## GOAL
Make an exact copy of the lines below.

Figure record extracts
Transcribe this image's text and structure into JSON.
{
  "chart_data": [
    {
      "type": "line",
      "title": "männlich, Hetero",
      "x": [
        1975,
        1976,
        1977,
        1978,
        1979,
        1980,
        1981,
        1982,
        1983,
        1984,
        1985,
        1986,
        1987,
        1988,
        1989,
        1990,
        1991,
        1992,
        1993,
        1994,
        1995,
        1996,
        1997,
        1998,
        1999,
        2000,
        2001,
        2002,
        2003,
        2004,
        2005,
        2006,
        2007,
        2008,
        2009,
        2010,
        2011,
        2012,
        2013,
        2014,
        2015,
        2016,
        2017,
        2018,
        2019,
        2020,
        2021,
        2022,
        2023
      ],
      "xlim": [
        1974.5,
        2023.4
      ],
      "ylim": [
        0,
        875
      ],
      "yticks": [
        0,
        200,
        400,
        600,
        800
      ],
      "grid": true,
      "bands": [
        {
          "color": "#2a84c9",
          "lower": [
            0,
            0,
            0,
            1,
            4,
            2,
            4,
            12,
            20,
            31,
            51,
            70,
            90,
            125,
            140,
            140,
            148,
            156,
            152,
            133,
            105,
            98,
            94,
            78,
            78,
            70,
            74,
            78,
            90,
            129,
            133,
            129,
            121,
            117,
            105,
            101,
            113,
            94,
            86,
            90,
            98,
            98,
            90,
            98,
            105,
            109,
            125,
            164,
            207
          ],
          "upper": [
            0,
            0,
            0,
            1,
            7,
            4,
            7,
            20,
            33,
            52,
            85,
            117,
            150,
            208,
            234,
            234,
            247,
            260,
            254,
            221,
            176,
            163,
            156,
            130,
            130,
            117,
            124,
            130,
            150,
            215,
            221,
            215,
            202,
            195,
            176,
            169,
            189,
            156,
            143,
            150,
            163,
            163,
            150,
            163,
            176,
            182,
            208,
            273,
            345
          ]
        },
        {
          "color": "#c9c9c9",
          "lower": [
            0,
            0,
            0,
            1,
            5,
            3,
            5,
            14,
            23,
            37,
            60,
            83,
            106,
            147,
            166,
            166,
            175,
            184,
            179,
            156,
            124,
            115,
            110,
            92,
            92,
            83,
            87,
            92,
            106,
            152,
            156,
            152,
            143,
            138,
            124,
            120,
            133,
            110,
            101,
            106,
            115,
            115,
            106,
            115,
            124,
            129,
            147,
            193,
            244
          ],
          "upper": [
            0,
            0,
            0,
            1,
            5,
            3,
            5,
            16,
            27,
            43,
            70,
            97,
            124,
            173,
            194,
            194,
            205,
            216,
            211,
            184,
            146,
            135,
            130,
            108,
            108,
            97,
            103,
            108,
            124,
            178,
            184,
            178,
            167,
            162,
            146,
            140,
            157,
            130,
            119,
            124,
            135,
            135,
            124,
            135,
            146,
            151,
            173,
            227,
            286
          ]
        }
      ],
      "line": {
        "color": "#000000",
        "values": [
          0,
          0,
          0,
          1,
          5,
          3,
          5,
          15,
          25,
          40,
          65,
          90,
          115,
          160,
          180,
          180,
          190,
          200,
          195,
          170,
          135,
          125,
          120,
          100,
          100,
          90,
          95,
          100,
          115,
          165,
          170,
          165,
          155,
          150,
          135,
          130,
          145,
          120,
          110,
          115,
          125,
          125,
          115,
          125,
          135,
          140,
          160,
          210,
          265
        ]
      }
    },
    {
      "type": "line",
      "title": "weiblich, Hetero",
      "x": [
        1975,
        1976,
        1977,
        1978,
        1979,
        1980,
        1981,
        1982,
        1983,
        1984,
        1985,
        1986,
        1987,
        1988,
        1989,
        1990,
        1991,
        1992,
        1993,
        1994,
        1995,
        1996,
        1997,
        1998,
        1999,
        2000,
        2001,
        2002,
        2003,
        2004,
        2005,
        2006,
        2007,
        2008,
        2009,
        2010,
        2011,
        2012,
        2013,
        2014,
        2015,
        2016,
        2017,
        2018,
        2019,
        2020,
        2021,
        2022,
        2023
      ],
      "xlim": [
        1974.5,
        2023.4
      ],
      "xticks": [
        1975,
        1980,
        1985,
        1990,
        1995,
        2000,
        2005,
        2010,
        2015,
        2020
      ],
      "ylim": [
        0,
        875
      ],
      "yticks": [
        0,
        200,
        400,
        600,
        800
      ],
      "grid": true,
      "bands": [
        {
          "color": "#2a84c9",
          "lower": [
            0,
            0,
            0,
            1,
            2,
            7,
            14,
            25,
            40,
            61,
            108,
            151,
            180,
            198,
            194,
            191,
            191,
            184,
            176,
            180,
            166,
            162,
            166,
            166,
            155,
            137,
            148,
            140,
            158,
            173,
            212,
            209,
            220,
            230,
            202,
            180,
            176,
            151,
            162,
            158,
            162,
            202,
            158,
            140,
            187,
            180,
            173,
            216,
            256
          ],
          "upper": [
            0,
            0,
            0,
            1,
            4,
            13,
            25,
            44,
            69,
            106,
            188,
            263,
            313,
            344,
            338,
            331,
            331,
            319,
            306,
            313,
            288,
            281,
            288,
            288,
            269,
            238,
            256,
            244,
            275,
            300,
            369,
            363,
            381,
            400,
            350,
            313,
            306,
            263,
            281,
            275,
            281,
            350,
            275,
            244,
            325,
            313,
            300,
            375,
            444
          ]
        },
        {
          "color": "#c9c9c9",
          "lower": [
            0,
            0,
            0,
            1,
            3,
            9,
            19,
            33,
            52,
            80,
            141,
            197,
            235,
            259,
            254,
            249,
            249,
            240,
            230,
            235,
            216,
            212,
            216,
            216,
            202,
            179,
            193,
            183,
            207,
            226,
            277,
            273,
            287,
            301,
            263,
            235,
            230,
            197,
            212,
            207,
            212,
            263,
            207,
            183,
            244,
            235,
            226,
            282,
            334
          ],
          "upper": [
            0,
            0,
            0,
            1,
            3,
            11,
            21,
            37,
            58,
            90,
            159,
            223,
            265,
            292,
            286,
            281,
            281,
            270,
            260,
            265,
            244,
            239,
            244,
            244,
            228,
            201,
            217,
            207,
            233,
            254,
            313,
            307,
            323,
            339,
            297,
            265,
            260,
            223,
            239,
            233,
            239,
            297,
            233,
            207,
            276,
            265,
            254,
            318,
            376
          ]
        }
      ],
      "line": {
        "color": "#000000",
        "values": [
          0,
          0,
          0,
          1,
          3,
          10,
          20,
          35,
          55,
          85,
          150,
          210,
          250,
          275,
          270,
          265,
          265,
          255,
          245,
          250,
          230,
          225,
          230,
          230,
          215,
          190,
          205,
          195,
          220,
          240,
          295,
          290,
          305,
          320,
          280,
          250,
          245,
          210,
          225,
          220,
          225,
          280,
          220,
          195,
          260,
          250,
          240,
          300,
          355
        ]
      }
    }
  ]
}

## ANSWER TO THE PROBLEM
Transcribe this image's text and structure into JSON.
{
  "chart_data": [
    {
      "type": "line",
      "title": "männlich, Hetero",
      "x": [
        1975,
        1976,
        1977,
        1978,
        1979,
        1980,
        1981,
        1982,
        1983,
        1984,
        1985,
        1986,
        1987,
        1988,
        1989,
        1990,
        1991,
        1992,
        1993,
        1994,
        1995,
        1996,
        1997,
        1998,
        1999,
        2000,
        2001,
        2002,
        2003,
        2004,
        2005,
        2006,
        2007,
        2008,
        2009,
        2010,
        2011,
        2012,
        2013,
        2014,
        2015,
        2016,
        2017,
        2018,
        2019,
        2020,
        2021,
        2022,
        2023
      ],
      "xlim": [
        1974.5,
        2023.4
      ],
      "ylim": [
        0,
        875
      ],
      "yticks": [
        0,
        200,
        400,
        600,
        800
      ],
      "grid": true,
      "bands": [
        {
          "color": "#2a84c9",
          "lower": [
            0,
            0,
            0,
            1,
            4,
            2,
            4,
            12,
            20,
            31,
            51,
            70,
            90,
            125,
            140,
            140,
            148,
            156,
            152,
            133,
            105,
            98,
            94,
            78,
            78,
            70,
            74,
            78,
            90,
            129,
            133,
            129,
            121,
            117,
            105,
            101,
            113,
            94,
            86,
            90,
            98,
            98,
            90,
            98,
            105,
            109,
            125,
            164,
            207
          ],
          "upper": [
            0,
            0,
            0,
            1,
            7,
            4,
            7,
            20,
            33,
            52,
            85,
            117,
            150,
            208,
            234,
            234,
            247,
            260,
            254,
            221,
            176,
            163,
            156,
            130,
            130,
            117,
            124,
            130,
            150,
            215,
            221,
            215,
            202,
            195,
            176,
            169,
            189,
            156,
            143,
            150,
            163,
            163,
            150,
            163,
            176,
            182,
            208,
            273,
            345
          ]
        },
        {
          "color": "#c9c9c9",
          "lower": [
            0,
            0,
            0,
            1,
            5,
            3,
            5,
            14,
            23,
            37,
            60,
            83,
            106,
            147,
            166,
            166,
            175,
            184,
            179,
            156,
            124,
            115,
            110,
            92,
            92,
            83,
            87,
            92,
            106,
            152,
            156,
            152,
            143,
            138,
            124,
            120,
            133,
            110,
            101,
            106,
            115,
            115,
            106,
            115,
            124,
            129,
            147,
            193,
            244
          ],
          "upper": [
            0,
            0,
            0,
            1,
            5,
            3,
            5,
            16,
            27,
            43,
            70,
            97,
            124,
            173,
            194,
            194,
            205,
            216,
            211,
            184,
            146,
            135,
            130,
            108,
            108,
            97,
            103,
            108,
            124,
            178,
            184,
            178,
            167,
            162,
            146,
            140,
            157,
            130,
            119,
            124,
            135,
            135,
            124,
            135,
            146,
            151,
            173,
            227,
            286
          ]
        }
      ],
      "line": {
        "color": "#000000",
        "values": [
          0,
          0,
          0,
          1,
          5,
          3,
          5,
          15,
          25,
          40,
          65,
          90,
          115,
          160,
          180,
          180,
          190,
          200,
          195,
          170,
          135,
          125,
          120,
          100,
          100,
          90,
          95,
          100,
          115,
          165,
          170,
          165,
          155,
          150,
          135,
          130,
          145,
          120,
          110,
          115,
          125,
          125,
          115,
          125,
          135,
          140,
          160,
          210,
          265
        ]
      }
    },
    {
      "type": "line",
      "title": "weiblich, Hetero",
      "x": [
        1975,
        1976,
        1977,
        1978,
        1979,
        1980,
        1981,
        1982,
        1983,
        1984,
        1985,
        1986,
        1987,
        1988,
        1989,
        1990,
        1991,
        1992,
        1993,
        1994,
        1995,
        1996,
        1997,
        1998,
        1999,
        2000,
        2001,
        2002,
        2003,
        2004,
        2005,
        2006,
        2007,
        2008,
        2009,
        2010,
        2011,
        2012,
        2013,
        2014,
        2015,
        2016,
        2017,
        2018,
        2019,
        2020,
        2021,
        2022,
        2023
      ],
      "xlim": [
        1974.5,
        2023.4
      ],
      "xticks": [
        1975,
        1980,
        1985,
        1990,
        1995,
        2000,
        2005,
        2010,
        2015,
        2020
      ],
      "ylim": [
        0,
        875
      ],
      "yticks": [
        0,
        200,
        400,
        600,
        800
      ],
      "grid": true,
      "bands": [
        {
          "color": "#2a84c9",
          "lower": [
            0,
            0,
            0,
            1,
            2,
            7,
            14,
            25,
            40,
            61,
            108,
            151,
            180,
            198,
            194,
            191,
            191,
            184,
            176,
            180,
            166,
            162,
            166,
            166,
            155,
            137,
            148,
            140,
            158,
            173,
            212,
            209,
            220,
            230,
            202,
            180,
            176,
            151,
            162,
            158,
            162,
            202,
            158,
            140,
            187,
            180,
            173,
            216,
            256
          ],
          "upper": [
            0,
            0,
            0,
            1,
            4,
            13,
            25,
            44,
            69,
            106,
            188,
            263,
            313,
            344,
            338,
            331,
            331,
            319,
            306,
            313,
            288,
            281,
            288,
            288,
            269,
            238,
            256,
            244,
            275,
            300,
            369,
            363,
            381,
            400,
            350,
            313,
            306,
            263,
            281,
            275,
            281,
            350,
            275,
            244,
            325,
            313,
            300,
            375,
            444
          ]
        },
        {
          "color": "#c9c9c9",
          "lower": [
            0,
            0,
            0,
            1,
            3,
            9,
            19,
            33,
            52,
            80,
            141,
            197,
            235,
            259,
            254,
            249,
            249,
            240,
            230,
            235,
            216,
            212,
            216,
            216,
            202,
            179,
            193,
            183,
            207,
            226,
            277,
            273,
            287,
            301,
            263,
            235,
            230,
            197,
            212,
            207,
            212,
            263,
            207,
            183,
            244,
            235,
            226,
            282,
            334
          ],
          "upper": [
            0,
            0,
            0,
            1,
            3,
            11,
            21,
            37,
            58,
            90,
            159,
            223,
            265,
            292,
            286,
            281,
            281,
            270,
            260,
            265,
            244,
            239,
            244,
            244,
            228,
            201,
            217,
            207,
            233,
            254,
            313,
            307,
            323,
            339,
            297,
            265,
            260,
            223,
            239,
            233,
            239,
            297,
            233,
            207,
            276,
            265,
            254,
            318,
            376
          ]
        }
      ],
      "line": {
        "color": "#000000",
        "values": [
          0,
          0,
          0,
          1,
          3,
          10,
          20,
          35,
          55,
          85,
          150,
          210,
          250,
          275,
          270,
          265,
          265,
          255,
          245,
          250,
          230,
          225,
          230,
          230,
          215,
          190,
          205,
          195,
          220,
          240,
          295,
          290,
          305,
          320,
          280,
          250,
          245,
          210,
          225,
          220,
          225,
          280,
          220,
          195,
          260,
          250,
          240,
          300,
          355
        ]
      }
    }
  ]
}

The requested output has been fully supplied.